BEGIN Data shown
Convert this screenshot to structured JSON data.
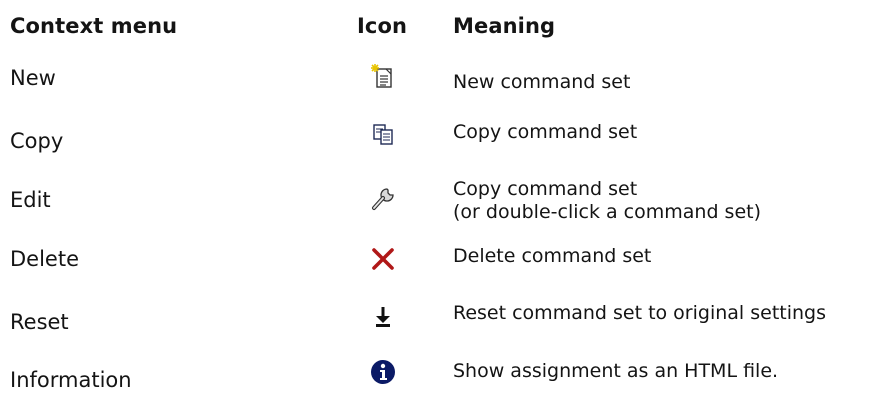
{
  "headers": {
    "context_menu": "Context menu",
    "icon": "Icon",
    "meaning": "Meaning"
  },
  "rows": [
    {
      "menu": "New",
      "icon": "new-document-icon",
      "meaning": "New command set"
    },
    {
      "menu": "Copy",
      "icon": "copy-icon",
      "meaning": "Copy command set"
    },
    {
      "menu": "Edit",
      "icon": "wrench-icon",
      "meaning": "Copy command set\n(or double-click a command set)"
    },
    {
      "menu": "Delete",
      "icon": "delete-x-icon",
      "meaning": "Delete command set"
    },
    {
      "menu": "Reset",
      "icon": "reset-arrow-icon",
      "meaning": "Reset command set to original settings"
    },
    {
      "menu": "Information",
      "icon": "info-icon",
      "meaning": "Show assignment as an HTML file."
    }
  ],
  "colors": {
    "text": "#141414",
    "delete_icon": "#b01818",
    "info_icon": "#0b1a66"
  }
}
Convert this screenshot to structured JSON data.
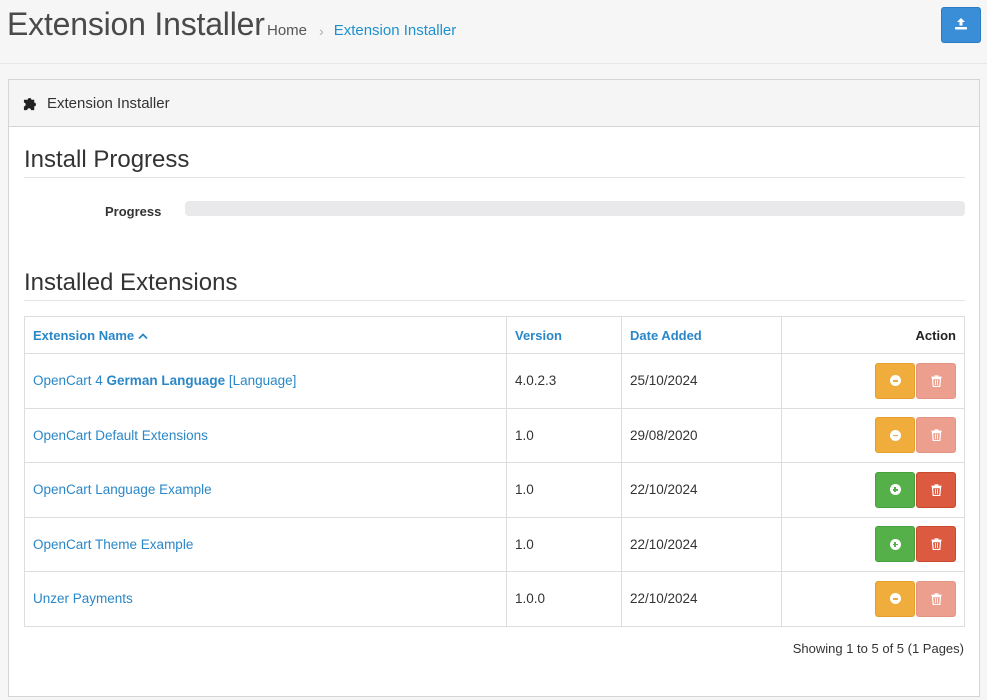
{
  "header": {
    "title": "Extension Installer",
    "breadcrumb": {
      "home": "Home",
      "current": "Extension Installer"
    },
    "upload_icon": "upload-icon"
  },
  "panel": {
    "icon": "puzzle-icon",
    "title": "Extension Installer"
  },
  "install": {
    "section_title": "Install Progress",
    "progress_label": "Progress",
    "progress_value": 0
  },
  "installed": {
    "section_title": "Installed Extensions",
    "columns": {
      "name": "Extension Name",
      "sort_icon": "chevron-up-icon",
      "version": "Version",
      "date": "Date Added",
      "action": "Action"
    },
    "rows": [
      {
        "name_prefix": "OpenCart 4 ",
        "name_bold": "German Language",
        "name_suffix": " [Language]",
        "version": "4.0.2.3",
        "date": "25/10/2024",
        "installed": true
      },
      {
        "name_prefix": "OpenCart Default Extensions",
        "name_bold": "",
        "name_suffix": "",
        "version": "1.0",
        "date": "29/08/2020",
        "installed": true
      },
      {
        "name_prefix": "OpenCart Language Example",
        "name_bold": "",
        "name_suffix": "",
        "version": "1.0",
        "date": "22/10/2024",
        "installed": false
      },
      {
        "name_prefix": "OpenCart Theme Example",
        "name_bold": "",
        "name_suffix": "",
        "version": "1.0",
        "date": "22/10/2024",
        "installed": false
      },
      {
        "name_prefix": "Unzer Payments",
        "name_bold": "",
        "name_suffix": "",
        "version": "1.0.0",
        "date": "22/10/2024",
        "installed": true
      }
    ],
    "results": "Showing 1 to 5 of 5 (1 Pages)"
  },
  "colors": {
    "link": "#2a87c8",
    "primary": "#3a8ed8",
    "warning": "#f0ad3c",
    "success": "#56b04a",
    "danger": "#dc5a3f"
  }
}
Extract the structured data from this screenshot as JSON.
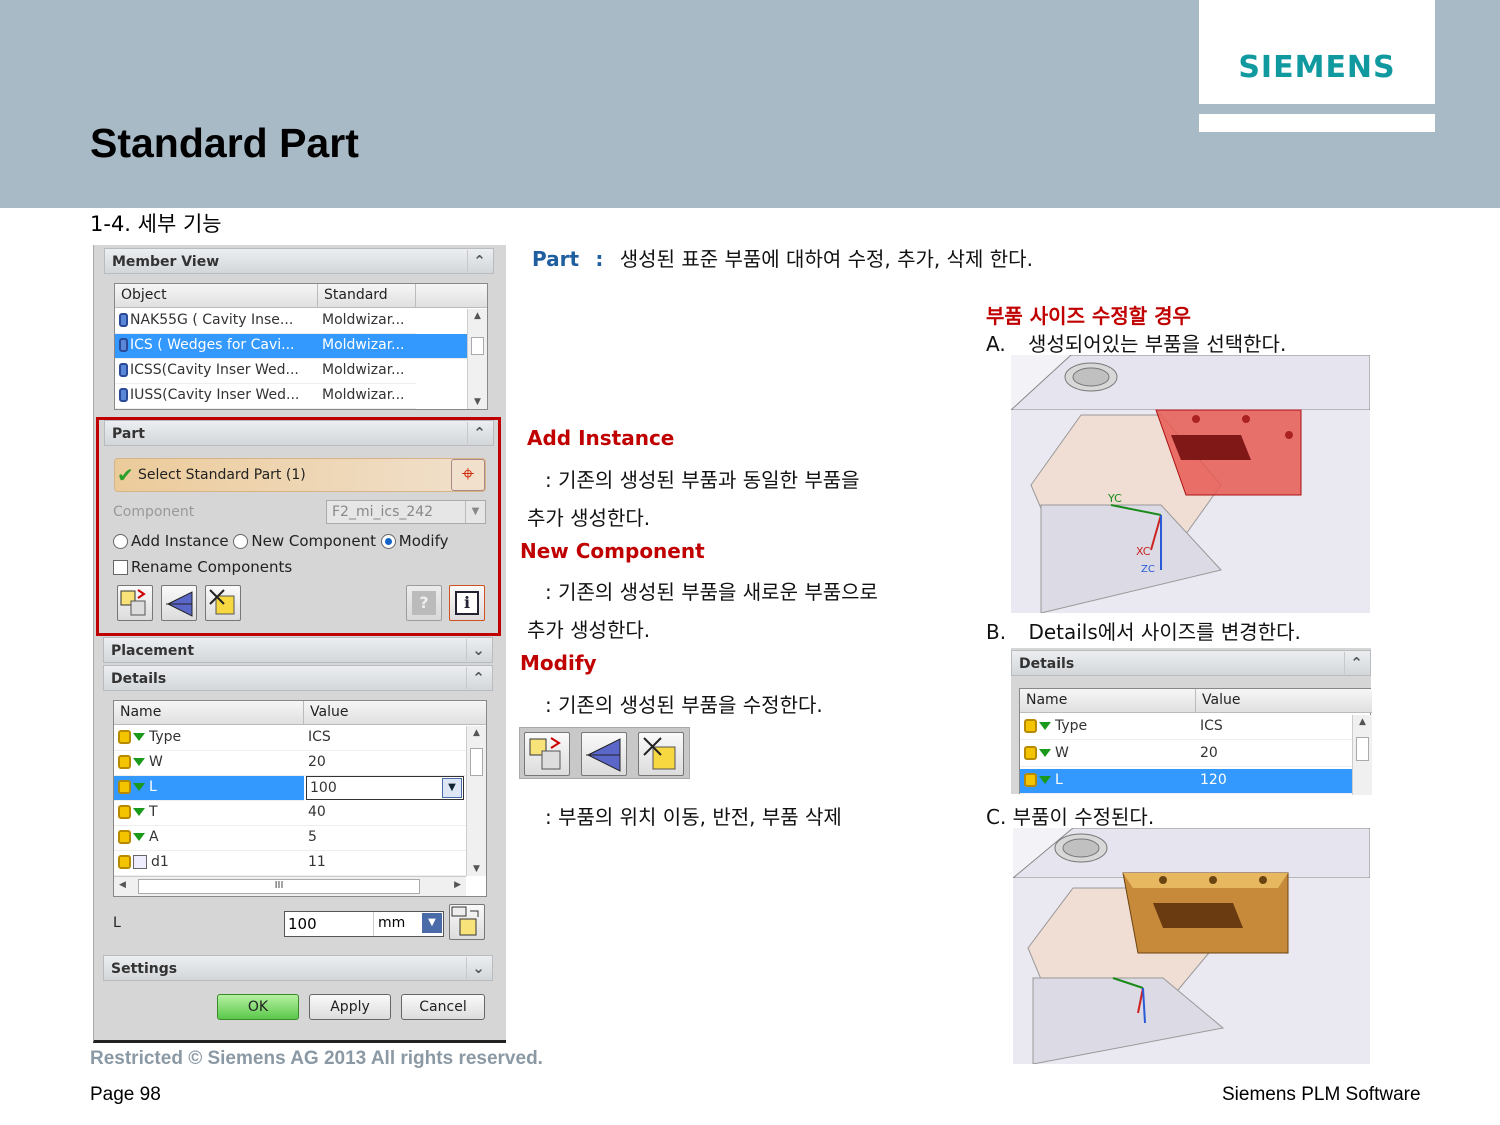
{
  "header": {
    "logo": "SIEMENS",
    "title": "Standard Part",
    "subtitle": "1-4. 세부 기능"
  },
  "dialog": {
    "member_view": {
      "title": "Member View",
      "columns": [
        "Object",
        "Standard"
      ],
      "rows": [
        {
          "object": "NAK55G ( Cavity Inse...",
          "standard": "Moldwizar..."
        },
        {
          "object": "ICS ( Wedges for Cavi...",
          "standard": "Moldwizar...",
          "selected": true
        },
        {
          "object": "ICSS(Cavity Inser Wed...",
          "standard": "Moldwizar..."
        },
        {
          "object": "IUSS(Cavity Inser Wed...",
          "standard": "Moldwizar..."
        }
      ]
    },
    "part": {
      "title": "Part",
      "select_label": "Select Standard Part (1)",
      "component_label": "Component",
      "component_value": "F2_mi_ics_242",
      "radio_add": "Add Instance",
      "radio_new": "New Component",
      "radio_modify": "Modify",
      "rename_label": "Rename Components"
    },
    "placement": {
      "title": "Placement"
    },
    "details": {
      "title": "Details",
      "columns": [
        "Name",
        "Value"
      ],
      "rows": [
        {
          "name": "Type",
          "value": "ICS"
        },
        {
          "name": "W",
          "value": "20"
        },
        {
          "name": "L",
          "value": "100",
          "selected": true
        },
        {
          "name": "T",
          "value": "40"
        },
        {
          "name": "A",
          "value": "5"
        },
        {
          "name": "d1",
          "value": "11"
        }
      ],
      "hscroll": "III",
      "l_label": "L",
      "l_value": "100",
      "l_unit": "mm"
    },
    "settings": {
      "title": "Settings"
    },
    "buttons": {
      "ok": "OK",
      "apply": "Apply",
      "cancel": "Cancel"
    }
  },
  "content": {
    "part_label": "Part",
    "part_sep": ":",
    "part_desc": "생성된 표준 부품에 대하여 수정, 추가, 삭제 한다.",
    "add_title": "Add Instance",
    "add_line1": ": 기존의 생성된 부품과 동일한 부품을",
    "add_line2": "추가 생성한다.",
    "new_title": "New Component",
    "new_line1": ": 기존의 생성된 부품을 새로운 부품으로",
    "new_line2": "추가 생성한다.",
    "modify_title": "Modify",
    "modify_line1": ": 기존의 생성된 부품을 수정한다.",
    "toolbar_desc": ": 부품의 위치 이동, 반전, 부품 삭제",
    "case_title": "부품 사이즈 수정할 경우",
    "step_a_marker": "A.",
    "step_a_text": "생성되어있는 부품을 선택한다.",
    "step_b_marker": "B.",
    "step_b_text": "Details에서 사이즈를 변경한다.",
    "step_c": "C. 부품이 수정된다.",
    "details_panel": {
      "title": "Details",
      "columns": [
        "Name",
        "Value"
      ],
      "rows": [
        {
          "name": "Type",
          "value": "ICS"
        },
        {
          "name": "W",
          "value": "20"
        },
        {
          "name": "L",
          "value": "120",
          "selected": true
        }
      ]
    },
    "axis_labels": {
      "yc": "YC",
      "xc": "XC",
      "zc": "ZC"
    }
  },
  "footer": {
    "restricted": "Restricted © Siemens AG 2013 All rights reserved.",
    "page": "Page 98",
    "brand": "Siemens PLM Software"
  },
  "colors": {
    "header_bg": "#a9bac7",
    "logo": "#109aa0",
    "accent_red": "#c00000",
    "accent_blue": "#1f5fa0",
    "selection": "#3399ff"
  }
}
END Data shown
(Given instruction) For the listing above, identify each line bearing "Instance".

(Answer)
      "radio_add": "Add Instance",
    "add_title": "Add Instance",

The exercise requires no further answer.